Goal of the exercise: Write the entries out again exactly as they stand, but without the pictures.

__________

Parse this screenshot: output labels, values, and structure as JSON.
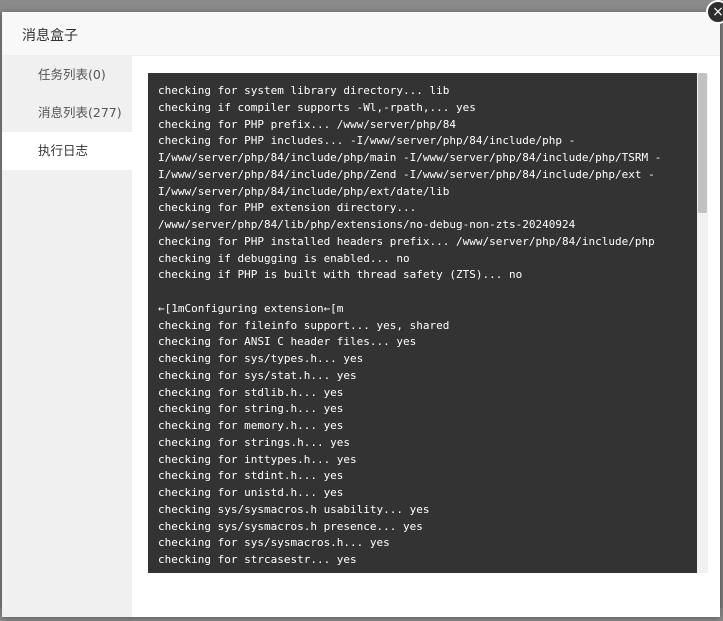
{
  "modal": {
    "title": "消息盒子",
    "close_symbol": "×"
  },
  "sidebar": {
    "items": [
      {
        "label": "任务列表(0)"
      },
      {
        "label": "消息列表(277)"
      },
      {
        "label": "执行日志"
      }
    ]
  },
  "log": {
    "lines": [
      "checking for system library directory... lib",
      "checking if compiler supports -Wl,-rpath,... yes",
      "checking for PHP prefix... /www/server/php/84",
      "checking for PHP includes... -I/www/server/php/84/include/php -",
      "I/www/server/php/84/include/php/main -I/www/server/php/84/include/php/TSRM -",
      "I/www/server/php/84/include/php/Zend -I/www/server/php/84/include/php/ext -",
      "I/www/server/php/84/include/php/ext/date/lib",
      "checking for PHP extension directory...",
      "/www/server/php/84/lib/php/extensions/no-debug-non-zts-20240924",
      "checking for PHP installed headers prefix... /www/server/php/84/include/php",
      "checking if debugging is enabled... no",
      "checking if PHP is built with thread safety (ZTS)... no",
      "",
      "←[1mConfiguring extension←[m",
      "checking for fileinfo support... yes, shared",
      "checking for ANSI C header files... yes",
      "checking for sys/types.h... yes",
      "checking for sys/stat.h... yes",
      "checking for stdlib.h... yes",
      "checking for string.h... yes",
      "checking for memory.h... yes",
      "checking for strings.h... yes",
      "checking for inttypes.h... yes",
      "checking for stdint.h... yes",
      "checking for unistd.h... yes",
      "checking sys/sysmacros.h usability... yes",
      "checking sys/sysmacros.h presence... yes",
      "checking for sys/sysmacros.h... yes",
      "checking for strcasestr... yes"
    ]
  },
  "colors": {
    "log_background": "#333333",
    "sidebar_background": "#f0f0f0",
    "overlay": "#7c7c7c"
  }
}
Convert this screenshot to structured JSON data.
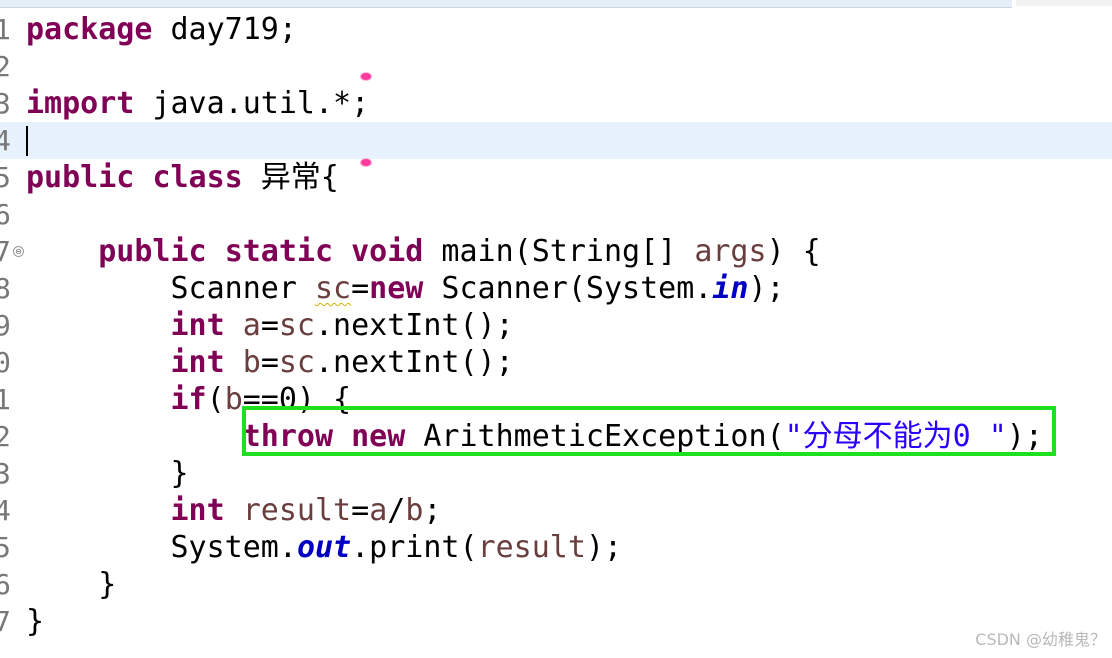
{
  "lines": [
    {
      "n": "1",
      "parts": [
        {
          "t": "package",
          "c": "kw"
        },
        {
          "t": " day719;",
          "c": ""
        }
      ]
    },
    {
      "n": "2",
      "parts": []
    },
    {
      "n": "3",
      "parts": [
        {
          "t": "import",
          "c": "kw"
        },
        {
          "t": " java.util.*;",
          "c": ""
        }
      ]
    },
    {
      "n": "4",
      "parts": []
    },
    {
      "n": "5",
      "parts": [
        {
          "t": "public",
          "c": "kw"
        },
        {
          "t": " ",
          "c": ""
        },
        {
          "t": "class",
          "c": "kw"
        },
        {
          "t": " 异常{",
          "c": ""
        }
      ]
    },
    {
      "n": "6",
      "parts": []
    },
    {
      "n": "7",
      "parts": [
        {
          "t": "    ",
          "c": ""
        },
        {
          "t": "public",
          "c": "kw"
        },
        {
          "t": " ",
          "c": ""
        },
        {
          "t": "static",
          "c": "kw"
        },
        {
          "t": " ",
          "c": ""
        },
        {
          "t": "void",
          "c": "kw"
        },
        {
          "t": " main(String[] ",
          "c": ""
        },
        {
          "t": "args",
          "c": "var"
        },
        {
          "t": ") {",
          "c": ""
        }
      ]
    },
    {
      "n": "8",
      "parts": [
        {
          "t": "        Scanner ",
          "c": ""
        },
        {
          "t": "sc",
          "c": "var squiggle"
        },
        {
          "t": "=",
          "c": ""
        },
        {
          "t": "new",
          "c": "kw"
        },
        {
          "t": " Scanner(System.",
          "c": ""
        },
        {
          "t": "in",
          "c": "field"
        },
        {
          "t": ");",
          "c": ""
        }
      ]
    },
    {
      "n": "9",
      "parts": [
        {
          "t": "        ",
          "c": ""
        },
        {
          "t": "int",
          "c": "kw"
        },
        {
          "t": " ",
          "c": ""
        },
        {
          "t": "a",
          "c": "var"
        },
        {
          "t": "=",
          "c": ""
        },
        {
          "t": "sc",
          "c": "var"
        },
        {
          "t": ".nextInt();",
          "c": ""
        }
      ]
    },
    {
      "n": "0",
      "parts": [
        {
          "t": "        ",
          "c": ""
        },
        {
          "t": "int",
          "c": "kw"
        },
        {
          "t": " ",
          "c": ""
        },
        {
          "t": "b",
          "c": "var"
        },
        {
          "t": "=",
          "c": ""
        },
        {
          "t": "sc",
          "c": "var"
        },
        {
          "t": ".nextInt();",
          "c": ""
        }
      ]
    },
    {
      "n": "1",
      "parts": [
        {
          "t": "        ",
          "c": ""
        },
        {
          "t": "if",
          "c": "kw"
        },
        {
          "t": "(",
          "c": ""
        },
        {
          "t": "b",
          "c": "var"
        },
        {
          "t": "==0) {",
          "c": ""
        }
      ]
    },
    {
      "n": "2",
      "parts": [
        {
          "t": "            ",
          "c": ""
        },
        {
          "t": "throw",
          "c": "kw"
        },
        {
          "t": " ",
          "c": ""
        },
        {
          "t": "new",
          "c": "kw"
        },
        {
          "t": " ArithmeticException(",
          "c": ""
        },
        {
          "t": "\"分母不能为0 \"",
          "c": "str"
        },
        {
          "t": ");",
          "c": ""
        }
      ]
    },
    {
      "n": "3",
      "parts": [
        {
          "t": "        }",
          "c": ""
        }
      ]
    },
    {
      "n": "4",
      "parts": [
        {
          "t": "        ",
          "c": ""
        },
        {
          "t": "int",
          "c": "kw"
        },
        {
          "t": " ",
          "c": ""
        },
        {
          "t": "result",
          "c": "var"
        },
        {
          "t": "=",
          "c": ""
        },
        {
          "t": "a",
          "c": "var"
        },
        {
          "t": "/",
          "c": ""
        },
        {
          "t": "b",
          "c": "var"
        },
        {
          "t": ";",
          "c": ""
        }
      ]
    },
    {
      "n": "5",
      "parts": [
        {
          "t": "        System.",
          "c": ""
        },
        {
          "t": "out",
          "c": "field"
        },
        {
          "t": ".print(",
          "c": ""
        },
        {
          "t": "result",
          "c": "var"
        },
        {
          "t": ");",
          "c": ""
        }
      ]
    },
    {
      "n": "6",
      "parts": [
        {
          "t": "    }",
          "c": ""
        }
      ]
    },
    {
      "n": "7",
      "parts": [
        {
          "t": "}",
          "c": ""
        }
      ]
    }
  ],
  "current_line_index": 3,
  "fold_icon_glyph": "⊖",
  "watermark": "CSDN @幼稚鬼？",
  "colors": {
    "keyword": "#7f0055",
    "string": "#2a00ff",
    "static_field": "#0000c0",
    "local_variable": "#6a3e3e",
    "current_line": "#e8f2fe",
    "highlight_box": "#1ee01e",
    "line_number": "#787878"
  },
  "icons": [
    "fold-collapse-icon",
    "annotation-marker-icon",
    "text-cursor-icon"
  ]
}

__________

Reply:
Parse this screenshot: output labels, values, and structure as JSON.
{
  "modal": {
    "title": "消息盒子",
    "close_symbol": "×"
  },
  "sidebar": {
    "items": [
      {
        "label": "任务列表(0)"
      },
      {
        "label": "消息列表(277)"
      },
      {
        "label": "执行日志"
      }
    ]
  },
  "log": {
    "lines": [
      "checking for system library directory... lib",
      "checking if compiler supports -Wl,-rpath,... yes",
      "checking for PHP prefix... /www/server/php/84",
      "checking for PHP includes... -I/www/server/php/84/include/php -",
      "I/www/server/php/84/include/php/main -I/www/server/php/84/include/php/TSRM -",
      "I/www/server/php/84/include/php/Zend -I/www/server/php/84/include/php/ext -",
      "I/www/server/php/84/include/php/ext/date/lib",
      "checking for PHP extension directory...",
      "/www/server/php/84/lib/php/extensions/no-debug-non-zts-20240924",
      "checking for PHP installed headers prefix... /www/server/php/84/include/php",
      "checking if debugging is enabled... no",
      "checking if PHP is built with thread safety (ZTS)... no",
      "",
      "←[1mConfiguring extension←[m",
      "checking for fileinfo support... yes, shared",
      "checking for ANSI C header files... yes",
      "checking for sys/types.h... yes",
      "checking for sys/stat.h... yes",
      "checking for stdlib.h... yes",
      "checking for string.h... yes",
      "checking for memory.h... yes",
      "checking for strings.h... yes",
      "checking for inttypes.h... yes",
      "checking for stdint.h... yes",
      "checking for unistd.h... yes",
      "checking sys/sysmacros.h usability... yes",
      "checking sys/sysmacros.h presence... yes",
      "checking for sys/sysmacros.h... yes",
      "checking for strcasestr... yes"
    ]
  },
  "colors": {
    "log_background": "#333333",
    "sidebar_background": "#f0f0f0",
    "overlay": "#7c7c7c"
  }
}
Convert this screenshot to structured JSON data.
{
  "lines": [
    {
      "n": "1",
      "parts": [
        {
          "t": "package",
          "c": "kw"
        },
        {
          "t": " day719;",
          "c": ""
        }
      ]
    },
    {
      "n": "2",
      "parts": []
    },
    {
      "n": "3",
      "parts": [
        {
          "t": "import",
          "c": "kw"
        },
        {
          "t": " java.util.*;",
          "c": ""
        }
      ]
    },
    {
      "n": "4",
      "parts": []
    },
    {
      "n": "5",
      "parts": [
        {
          "t": "public",
          "c": "kw"
        },
        {
          "t": " ",
          "c": ""
        },
        {
          "t": "class",
          "c": "kw"
        },
        {
          "t": " 异常{",
          "c": ""
        }
      ]
    },
    {
      "n": "6",
      "parts": []
    },
    {
      "n": "7",
      "parts": [
        {
          "t": "    ",
          "c": ""
        },
        {
          "t": "public",
          "c": "kw"
        },
        {
          "t": " ",
          "c": ""
        },
        {
          "t": "static",
          "c": "kw"
        },
        {
          "t": " ",
          "c": ""
        },
        {
          "t": "void",
          "c": "kw"
        },
        {
          "t": " main(String[] ",
          "c": ""
        },
        {
          "t": "args",
          "c": "var"
        },
        {
          "t": ") {",
          "c": ""
        }
      ]
    },
    {
      "n": "8",
      "parts": [
        {
          "t": "        Scanner ",
          "c": ""
        },
        {
          "t": "sc",
          "c": "var squiggle"
        },
        {
          "t": "=",
          "c": ""
        },
        {
          "t": "new",
          "c": "kw"
        },
        {
          "t": " Scanner(System.",
          "c": ""
        },
        {
          "t": "in",
          "c": "field"
        },
        {
          "t": ");",
          "c": ""
        }
      ]
    },
    {
      "n": "9",
      "parts": [
        {
          "t": "        ",
          "c": ""
        },
        {
          "t": "int",
          "c": "kw"
        },
        {
          "t": " ",
          "c": ""
        },
        {
          "t": "a",
          "c": "var"
        },
        {
          "t": "=",
          "c": ""
        },
        {
          "t": "sc",
          "c": "var"
        },
        {
          "t": ".nextInt();",
          "c": ""
        }
      ]
    },
    {
      "n": "0",
      "parts": [
        {
          "t": "        ",
          "c": ""
        },
        {
          "t": "int",
          "c": "kw"
        },
        {
          "t": " ",
          "c": ""
        },
        {
          "t": "b",
          "c": "var"
        },
        {
          "t": "=",
          "c": ""
        },
        {
          "t": "sc",
          "c": "var"
        },
        {
          "t": ".nextInt();",
          "c": ""
        }
      ]
    },
    {
      "n": "1",
      "parts": [
        {
          "t": "        ",
          "c": ""
        },
        {
          "t": "if",
          "c": "kw"
        },
        {
          "t": "(",
          "c": ""
        },
        {
          "t": "b",
          "c": "var"
        },
        {
          "t": "==0) {",
          "c": ""
        }
      ]
    },
    {
      "n": "2",
      "parts": [
        {
          "t": "            ",
          "c": ""
        },
        {
          "t": "throw",
          "c": "kw"
        },
        {
          "t": " ",
          "c": ""
        },
        {
          "t": "new",
          "c": "kw"
        },
        {
          "t": " ArithmeticException(",
          "c": ""
        },
        {
          "t": "\"分母不能为0 \"",
          "c": "str"
        },
        {
          "t": ");",
          "c": ""
        }
      ]
    },
    {
      "n": "3",
      "parts": [
        {
          "t": "        }",
          "c": ""
        }
      ]
    },
    {
      "n": "4",
      "parts": [
        {
          "t": "        ",
          "c": ""
        },
        {
          "t": "int",
          "c": "kw"
        },
        {
          "t": " ",
          "c": ""
        },
        {
          "t": "result",
          "c": "var"
        },
        {
          "t": "=",
          "c": ""
        },
        {
          "t": "a",
          "c": "var"
        },
        {
          "t": "/",
          "c": ""
        },
        {
          "t": "b",
          "c": "var"
        },
        {
          "t": ";",
          "c": ""
        }
      ]
    },
    {
      "n": "5",
      "parts": [
        {
          "t": "        System.",
          "c": ""
        },
        {
          "t": "out",
          "c": "field"
        },
        {
          "t": ".print(",
          "c": ""
        },
        {
          "t": "result",
          "c": "var"
        },
        {
          "t": ");",
          "c": ""
        }
      ]
    },
    {
      "n": "6",
      "parts": [
        {
          "t": "    }",
          "c": ""
        }
      ]
    },
    {
      "n": "7",
      "parts": [
        {
          "t": "}",
          "c": ""
        }
      ]
    }
  ],
  "current_line_index": 3,
  "fold_icon_glyph": "⊖",
  "watermark": "CSDN @幼稚鬼？",
  "colors": {
    "keyword": "#7f0055",
    "string": "#2a00ff",
    "static_field": "#0000c0",
    "local_variable": "#6a3e3e",
    "current_line": "#e8f2fe",
    "highlight_box": "#1ee01e",
    "line_number": "#787878"
  },
  "icons": [
    "fold-collapse-icon",
    "annotation-marker-icon",
    "text-cursor-icon"
  ]
}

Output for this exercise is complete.